▶ _Problem_
Reproduce each line exactly.

▶ _Supplied data_
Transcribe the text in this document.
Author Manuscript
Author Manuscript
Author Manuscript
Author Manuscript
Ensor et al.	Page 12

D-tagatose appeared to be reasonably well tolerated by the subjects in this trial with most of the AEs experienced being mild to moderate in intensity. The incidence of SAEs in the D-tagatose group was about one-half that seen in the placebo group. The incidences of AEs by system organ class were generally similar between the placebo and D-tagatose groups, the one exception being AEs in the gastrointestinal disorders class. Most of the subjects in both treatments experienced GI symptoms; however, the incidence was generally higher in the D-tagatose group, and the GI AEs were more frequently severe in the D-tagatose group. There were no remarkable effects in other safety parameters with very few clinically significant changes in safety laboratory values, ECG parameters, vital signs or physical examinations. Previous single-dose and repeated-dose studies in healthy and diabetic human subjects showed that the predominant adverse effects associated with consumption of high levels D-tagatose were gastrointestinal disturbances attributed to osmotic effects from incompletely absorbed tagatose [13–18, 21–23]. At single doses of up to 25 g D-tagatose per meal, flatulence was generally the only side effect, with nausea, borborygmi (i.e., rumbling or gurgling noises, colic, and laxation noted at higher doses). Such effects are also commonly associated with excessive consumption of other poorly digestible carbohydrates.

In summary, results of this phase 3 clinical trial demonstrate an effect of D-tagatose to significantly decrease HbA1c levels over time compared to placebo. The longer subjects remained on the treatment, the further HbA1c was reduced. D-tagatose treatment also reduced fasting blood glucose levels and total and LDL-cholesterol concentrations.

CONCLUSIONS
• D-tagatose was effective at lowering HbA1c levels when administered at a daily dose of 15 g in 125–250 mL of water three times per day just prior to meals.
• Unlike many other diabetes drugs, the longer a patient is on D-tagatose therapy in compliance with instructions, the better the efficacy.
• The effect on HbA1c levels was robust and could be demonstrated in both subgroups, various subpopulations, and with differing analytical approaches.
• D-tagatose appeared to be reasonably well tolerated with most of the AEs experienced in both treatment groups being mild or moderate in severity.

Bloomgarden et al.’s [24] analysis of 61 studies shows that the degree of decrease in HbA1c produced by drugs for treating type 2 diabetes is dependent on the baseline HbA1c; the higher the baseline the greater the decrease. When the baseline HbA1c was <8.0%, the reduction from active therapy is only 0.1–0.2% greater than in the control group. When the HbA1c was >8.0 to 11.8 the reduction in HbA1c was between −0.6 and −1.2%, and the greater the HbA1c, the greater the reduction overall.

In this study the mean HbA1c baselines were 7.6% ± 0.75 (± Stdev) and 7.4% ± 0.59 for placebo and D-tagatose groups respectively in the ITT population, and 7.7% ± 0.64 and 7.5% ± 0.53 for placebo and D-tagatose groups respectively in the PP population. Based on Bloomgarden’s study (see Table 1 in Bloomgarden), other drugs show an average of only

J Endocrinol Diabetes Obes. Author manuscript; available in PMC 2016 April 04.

▶ _Worked answer_
Transcribe the text in this document.
Author Manuscript
Author Manuscript
Author Manuscript
Author Manuscript
Ensor et al.	Page 12

D-tagatose appeared to be reasonably well tolerated by the subjects in this trial with most of the AEs experienced being mild to moderate in intensity. The incidence of SAEs in the D-tagatose group was about one-half that seen in the placebo group. The incidences of AEs by system organ class were generally similar between the placebo and D-tagatose groups, the one exception being AEs in the gastrointestinal disorders class. Most of the subjects in both treatments experienced GI symptoms; however, the incidence was generally higher in the D-tagatose group, and the GI AEs were more frequently severe in the D-tagatose group. There were no remarkable effects in other safety parameters with very few clinically significant changes in safety laboratory values, ECG parameters, vital signs or physical examinations. Previous single-dose and repeated-dose studies in healthy and diabetic human subjects showed that the predominant adverse effects associated with consumption of high levels D-tagatose were gastrointestinal disturbances attributed to osmotic effects from incompletely absorbed tagatose [13–18, 21–23]. At single doses of up to 25 g D-tagatose per meal, flatulence was generally the only side effect, with nausea, borborygmi (i.e., rumbling or gurgling noises, colic, and laxation noted at higher doses). Such effects are also commonly associated with excessive consumption of other poorly digestible carbohydrates.

In summary, results of this phase 3 clinical trial demonstrate an effect of D-tagatose to significantly decrease HbA1c levels over time compared to placebo. The longer subjects remained on the treatment, the further HbA1c was reduced. D-tagatose treatment also reduced fasting blood glucose levels and total and LDL-cholesterol concentrations.

CONCLUSIONS
• D-tagatose was effective at lowering HbA1c levels when administered at a daily dose of 15 g in 125–250 mL of water three times per day just prior to meals.
• Unlike many other diabetes drugs, the longer a patient is on D-tagatose therapy in compliance with instructions, the better the efficacy.
• The effect on HbA1c levels was robust and could be demonstrated in both subgroups, various subpopulations, and with differing analytical approaches.
• D-tagatose appeared to be reasonably well tolerated with most of the AEs experienced in both treatment groups being mild or moderate in severity.

Bloomgarden et al.’s [24] analysis of 61 studies shows that the degree of decrease in HbA1c produced by drugs for treating type 2 diabetes is dependent on the baseline HbA1c; the higher the baseline the greater the decrease. When the baseline HbA1c was <8.0%, the reduction from active therapy is only 0.1–0.2% greater than in the control group. When the HbA1c was >8.0 to 11.8 the reduction in HbA1c was between −0.6 and −1.2%, and the greater the HbA1c, the greater the reduction overall.

In this study the mean HbA1c baselines were 7.6% ± 0.75 (± Stdev) and 7.4% ± 0.59 for placebo and D-tagatose groups respectively in the ITT population, and 7.7% ± 0.64 and 7.5% ± 0.53 for placebo and D-tagatose groups respectively in the PP population. Based on Bloomgarden’s study (see Table 1 in Bloomgarden), other drugs show an average of only

J Endocrinol Diabetes Obes. Author manuscript; available in PMC 2016 April 04.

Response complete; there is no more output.